Figure record extracts
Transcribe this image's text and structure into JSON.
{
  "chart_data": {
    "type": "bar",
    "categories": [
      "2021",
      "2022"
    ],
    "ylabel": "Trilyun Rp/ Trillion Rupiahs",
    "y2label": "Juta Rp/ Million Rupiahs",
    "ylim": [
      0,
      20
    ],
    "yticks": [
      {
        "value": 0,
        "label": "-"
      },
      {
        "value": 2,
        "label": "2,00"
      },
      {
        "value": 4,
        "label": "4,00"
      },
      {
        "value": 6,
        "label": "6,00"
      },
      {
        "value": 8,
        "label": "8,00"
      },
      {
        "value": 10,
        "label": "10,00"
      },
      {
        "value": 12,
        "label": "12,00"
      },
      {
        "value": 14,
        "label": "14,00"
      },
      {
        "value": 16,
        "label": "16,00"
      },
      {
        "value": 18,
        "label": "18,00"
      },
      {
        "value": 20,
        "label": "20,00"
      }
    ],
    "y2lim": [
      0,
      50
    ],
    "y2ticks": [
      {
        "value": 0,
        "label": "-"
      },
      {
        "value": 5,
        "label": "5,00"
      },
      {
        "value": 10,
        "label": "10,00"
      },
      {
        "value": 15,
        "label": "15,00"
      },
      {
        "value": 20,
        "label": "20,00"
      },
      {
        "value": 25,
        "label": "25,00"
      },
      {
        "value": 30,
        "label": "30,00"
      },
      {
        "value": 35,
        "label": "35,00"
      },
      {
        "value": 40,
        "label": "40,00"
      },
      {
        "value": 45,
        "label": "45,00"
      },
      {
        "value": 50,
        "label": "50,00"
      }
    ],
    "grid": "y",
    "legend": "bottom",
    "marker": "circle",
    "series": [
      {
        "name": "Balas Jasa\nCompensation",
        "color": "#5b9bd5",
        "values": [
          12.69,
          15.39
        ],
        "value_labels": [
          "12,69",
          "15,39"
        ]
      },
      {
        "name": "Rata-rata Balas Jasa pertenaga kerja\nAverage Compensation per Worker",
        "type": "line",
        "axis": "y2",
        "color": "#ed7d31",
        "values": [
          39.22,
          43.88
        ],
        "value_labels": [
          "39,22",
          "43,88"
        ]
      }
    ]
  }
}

...

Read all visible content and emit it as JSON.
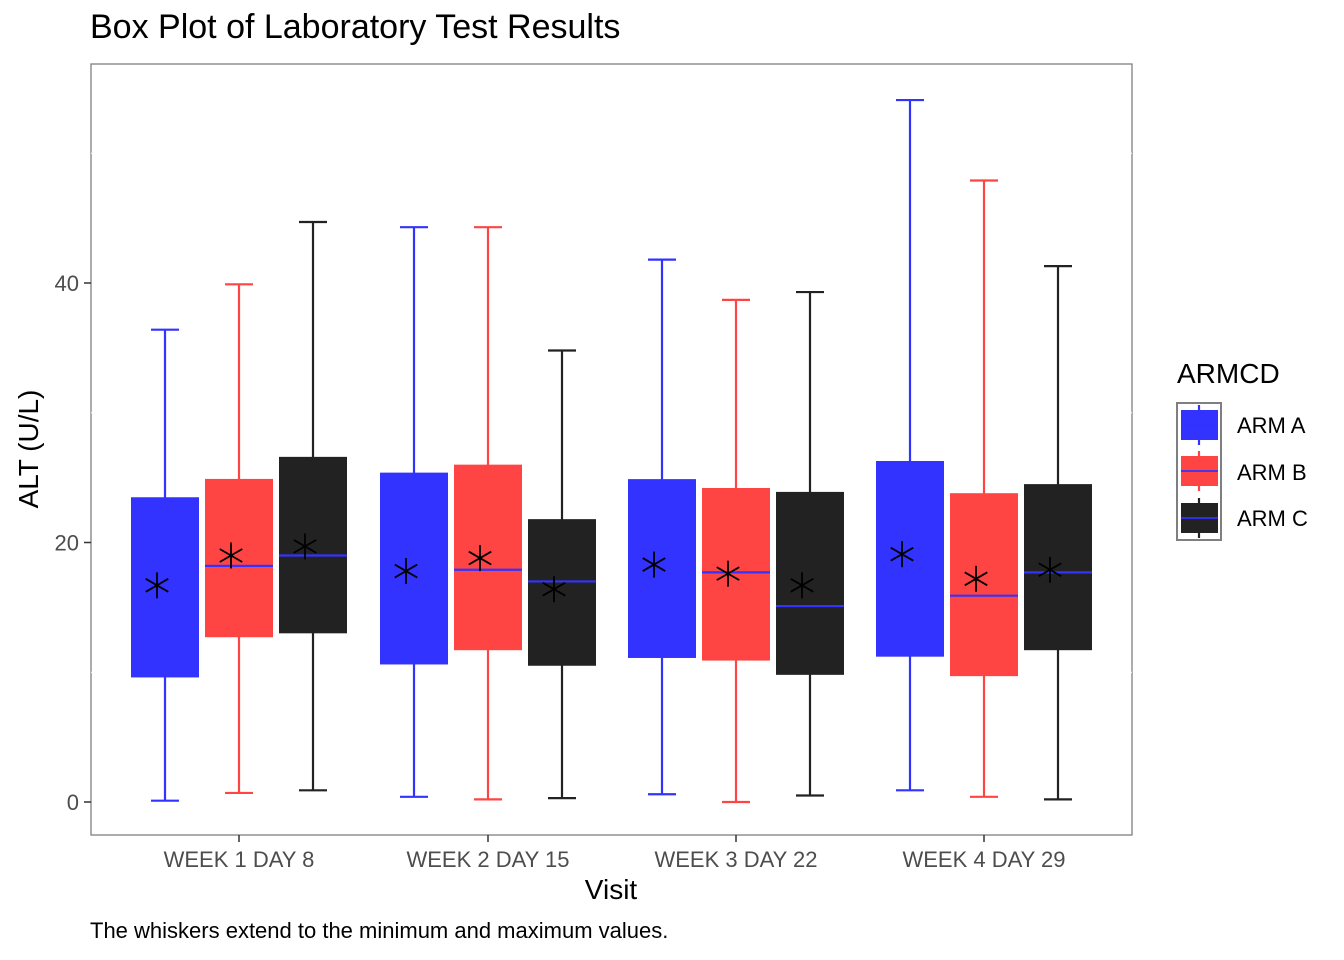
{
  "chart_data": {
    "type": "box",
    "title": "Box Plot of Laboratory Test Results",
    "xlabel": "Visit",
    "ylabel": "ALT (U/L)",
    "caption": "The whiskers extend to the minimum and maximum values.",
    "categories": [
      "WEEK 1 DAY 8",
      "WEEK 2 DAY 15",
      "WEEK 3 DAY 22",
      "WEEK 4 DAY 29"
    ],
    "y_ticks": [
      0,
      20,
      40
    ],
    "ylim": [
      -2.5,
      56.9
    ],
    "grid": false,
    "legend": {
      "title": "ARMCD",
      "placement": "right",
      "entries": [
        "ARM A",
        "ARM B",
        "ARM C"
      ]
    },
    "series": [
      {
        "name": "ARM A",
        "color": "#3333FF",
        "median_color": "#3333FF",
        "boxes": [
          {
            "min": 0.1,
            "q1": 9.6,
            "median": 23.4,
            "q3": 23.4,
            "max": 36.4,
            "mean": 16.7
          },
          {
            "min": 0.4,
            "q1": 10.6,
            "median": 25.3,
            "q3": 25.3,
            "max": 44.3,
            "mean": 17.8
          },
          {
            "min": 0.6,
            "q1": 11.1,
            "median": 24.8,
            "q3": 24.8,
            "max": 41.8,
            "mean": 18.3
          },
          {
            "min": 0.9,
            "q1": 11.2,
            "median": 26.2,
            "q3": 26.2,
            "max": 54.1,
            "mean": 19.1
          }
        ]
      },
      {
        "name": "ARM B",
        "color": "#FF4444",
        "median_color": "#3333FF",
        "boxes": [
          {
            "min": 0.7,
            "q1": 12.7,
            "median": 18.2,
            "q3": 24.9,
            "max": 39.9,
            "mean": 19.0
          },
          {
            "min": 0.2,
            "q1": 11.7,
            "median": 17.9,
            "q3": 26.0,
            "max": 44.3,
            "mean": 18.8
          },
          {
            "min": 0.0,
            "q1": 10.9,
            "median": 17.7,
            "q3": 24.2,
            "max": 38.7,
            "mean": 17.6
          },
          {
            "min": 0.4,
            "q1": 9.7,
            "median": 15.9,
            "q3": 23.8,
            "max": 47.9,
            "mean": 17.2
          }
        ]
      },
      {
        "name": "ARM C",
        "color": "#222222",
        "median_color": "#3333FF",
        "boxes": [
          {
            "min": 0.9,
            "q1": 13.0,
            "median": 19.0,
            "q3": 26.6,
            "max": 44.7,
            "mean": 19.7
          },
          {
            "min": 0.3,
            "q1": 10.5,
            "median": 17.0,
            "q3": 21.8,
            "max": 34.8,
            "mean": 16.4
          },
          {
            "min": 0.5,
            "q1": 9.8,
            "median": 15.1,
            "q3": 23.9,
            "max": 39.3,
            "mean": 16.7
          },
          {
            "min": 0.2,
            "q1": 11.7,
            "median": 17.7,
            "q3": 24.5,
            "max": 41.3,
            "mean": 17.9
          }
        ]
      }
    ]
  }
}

...

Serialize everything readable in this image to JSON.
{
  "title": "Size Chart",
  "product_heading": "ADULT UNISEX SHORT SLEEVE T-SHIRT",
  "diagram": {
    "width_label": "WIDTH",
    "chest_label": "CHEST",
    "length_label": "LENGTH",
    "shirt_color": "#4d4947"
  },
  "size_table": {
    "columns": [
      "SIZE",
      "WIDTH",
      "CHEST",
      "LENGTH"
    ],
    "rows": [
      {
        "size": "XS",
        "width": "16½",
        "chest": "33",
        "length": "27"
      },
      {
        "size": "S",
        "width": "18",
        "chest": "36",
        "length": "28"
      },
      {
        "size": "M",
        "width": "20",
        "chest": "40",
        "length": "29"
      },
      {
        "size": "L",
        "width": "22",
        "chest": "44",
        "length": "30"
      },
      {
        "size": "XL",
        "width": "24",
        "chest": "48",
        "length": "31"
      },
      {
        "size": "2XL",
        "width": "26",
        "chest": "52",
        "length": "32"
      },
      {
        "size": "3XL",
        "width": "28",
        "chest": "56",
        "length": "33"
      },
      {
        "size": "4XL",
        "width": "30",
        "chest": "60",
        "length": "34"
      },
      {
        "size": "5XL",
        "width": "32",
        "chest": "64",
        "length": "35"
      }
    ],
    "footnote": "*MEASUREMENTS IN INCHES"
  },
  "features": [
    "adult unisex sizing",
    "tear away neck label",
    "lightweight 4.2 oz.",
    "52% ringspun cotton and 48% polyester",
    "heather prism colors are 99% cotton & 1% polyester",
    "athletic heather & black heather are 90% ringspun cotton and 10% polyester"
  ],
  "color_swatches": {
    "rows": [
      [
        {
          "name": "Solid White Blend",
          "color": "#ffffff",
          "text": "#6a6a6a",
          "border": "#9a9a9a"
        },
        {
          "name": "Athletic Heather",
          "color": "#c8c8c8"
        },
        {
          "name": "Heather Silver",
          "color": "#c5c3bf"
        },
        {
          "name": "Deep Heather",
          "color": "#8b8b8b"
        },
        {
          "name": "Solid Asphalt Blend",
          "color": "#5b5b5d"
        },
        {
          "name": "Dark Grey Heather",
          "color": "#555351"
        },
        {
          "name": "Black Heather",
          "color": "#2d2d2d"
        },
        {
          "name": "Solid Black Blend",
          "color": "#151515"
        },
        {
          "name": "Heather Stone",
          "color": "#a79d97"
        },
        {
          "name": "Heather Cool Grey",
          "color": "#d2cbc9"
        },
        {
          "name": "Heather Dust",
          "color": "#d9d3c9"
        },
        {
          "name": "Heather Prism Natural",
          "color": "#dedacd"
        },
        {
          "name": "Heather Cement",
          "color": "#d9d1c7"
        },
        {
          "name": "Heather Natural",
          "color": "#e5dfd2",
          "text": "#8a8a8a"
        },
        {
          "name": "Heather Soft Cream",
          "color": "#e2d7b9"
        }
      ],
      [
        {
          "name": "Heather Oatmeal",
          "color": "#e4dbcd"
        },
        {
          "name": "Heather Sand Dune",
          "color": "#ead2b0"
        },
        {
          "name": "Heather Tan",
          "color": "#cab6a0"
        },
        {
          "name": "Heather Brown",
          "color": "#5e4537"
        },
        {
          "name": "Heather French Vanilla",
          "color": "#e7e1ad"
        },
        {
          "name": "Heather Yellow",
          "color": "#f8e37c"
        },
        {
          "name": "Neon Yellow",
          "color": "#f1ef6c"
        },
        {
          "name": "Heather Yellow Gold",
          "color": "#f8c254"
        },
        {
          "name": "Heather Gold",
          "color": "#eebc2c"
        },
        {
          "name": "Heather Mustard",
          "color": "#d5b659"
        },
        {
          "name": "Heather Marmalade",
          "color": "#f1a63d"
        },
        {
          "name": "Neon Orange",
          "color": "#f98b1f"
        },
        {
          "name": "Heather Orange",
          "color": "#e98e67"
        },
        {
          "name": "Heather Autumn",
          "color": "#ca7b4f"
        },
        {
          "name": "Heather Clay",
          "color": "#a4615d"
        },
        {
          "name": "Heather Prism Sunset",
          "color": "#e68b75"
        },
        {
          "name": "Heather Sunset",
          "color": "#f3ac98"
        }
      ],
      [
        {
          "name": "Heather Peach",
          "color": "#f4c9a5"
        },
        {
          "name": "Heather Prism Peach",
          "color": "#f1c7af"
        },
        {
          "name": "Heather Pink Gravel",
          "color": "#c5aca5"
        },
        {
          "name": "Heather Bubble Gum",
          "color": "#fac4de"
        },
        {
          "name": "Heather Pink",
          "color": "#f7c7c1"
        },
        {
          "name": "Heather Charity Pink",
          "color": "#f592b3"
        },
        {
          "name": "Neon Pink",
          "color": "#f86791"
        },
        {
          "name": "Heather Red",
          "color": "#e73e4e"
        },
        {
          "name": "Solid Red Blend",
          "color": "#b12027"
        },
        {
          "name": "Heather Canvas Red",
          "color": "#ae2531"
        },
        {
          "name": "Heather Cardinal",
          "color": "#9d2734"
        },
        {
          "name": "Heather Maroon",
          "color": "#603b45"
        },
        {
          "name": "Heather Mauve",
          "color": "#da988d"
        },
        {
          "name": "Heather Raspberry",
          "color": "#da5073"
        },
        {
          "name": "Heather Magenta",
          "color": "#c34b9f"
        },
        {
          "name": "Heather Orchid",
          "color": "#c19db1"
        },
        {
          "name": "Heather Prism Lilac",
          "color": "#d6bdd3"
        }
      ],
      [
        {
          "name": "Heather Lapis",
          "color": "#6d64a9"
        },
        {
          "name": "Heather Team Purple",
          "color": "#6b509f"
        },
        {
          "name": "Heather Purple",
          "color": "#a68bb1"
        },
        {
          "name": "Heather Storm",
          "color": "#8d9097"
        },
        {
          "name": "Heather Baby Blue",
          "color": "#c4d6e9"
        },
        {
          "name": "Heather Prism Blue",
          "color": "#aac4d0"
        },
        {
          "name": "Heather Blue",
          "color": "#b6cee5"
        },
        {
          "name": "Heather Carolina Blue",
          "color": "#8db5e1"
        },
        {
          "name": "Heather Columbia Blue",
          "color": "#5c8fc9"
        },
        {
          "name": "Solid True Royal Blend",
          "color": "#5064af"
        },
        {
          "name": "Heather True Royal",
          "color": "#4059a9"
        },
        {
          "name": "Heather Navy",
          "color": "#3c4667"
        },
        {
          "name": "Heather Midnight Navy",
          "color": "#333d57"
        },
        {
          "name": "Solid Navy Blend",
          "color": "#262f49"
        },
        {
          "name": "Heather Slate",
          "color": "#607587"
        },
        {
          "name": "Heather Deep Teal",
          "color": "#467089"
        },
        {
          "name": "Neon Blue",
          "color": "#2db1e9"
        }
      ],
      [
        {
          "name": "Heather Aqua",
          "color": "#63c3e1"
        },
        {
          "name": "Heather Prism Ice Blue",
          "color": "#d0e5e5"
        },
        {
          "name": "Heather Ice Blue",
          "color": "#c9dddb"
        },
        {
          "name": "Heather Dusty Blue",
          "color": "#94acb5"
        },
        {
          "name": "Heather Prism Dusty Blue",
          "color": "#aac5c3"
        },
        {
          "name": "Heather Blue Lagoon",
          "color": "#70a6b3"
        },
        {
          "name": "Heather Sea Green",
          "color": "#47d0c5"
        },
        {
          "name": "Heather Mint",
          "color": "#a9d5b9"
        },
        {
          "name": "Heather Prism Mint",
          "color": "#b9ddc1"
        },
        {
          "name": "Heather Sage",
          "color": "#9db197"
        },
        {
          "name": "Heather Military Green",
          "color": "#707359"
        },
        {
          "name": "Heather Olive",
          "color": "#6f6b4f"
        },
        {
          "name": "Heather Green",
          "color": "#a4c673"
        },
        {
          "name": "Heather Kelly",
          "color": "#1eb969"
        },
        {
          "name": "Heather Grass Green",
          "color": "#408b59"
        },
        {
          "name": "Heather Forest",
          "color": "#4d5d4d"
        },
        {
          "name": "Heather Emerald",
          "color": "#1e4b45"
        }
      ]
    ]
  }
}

• _SHORT PROBLEM_
Using the material above, copy every line in which the string "Balas" occurs.

• _WORKED ANSWER_
        "name": "Balas Jasa\nCompensation",
        "name": "Rata-rata Balas Jasa pertenaga kerja\nAverage Compensation per Worker",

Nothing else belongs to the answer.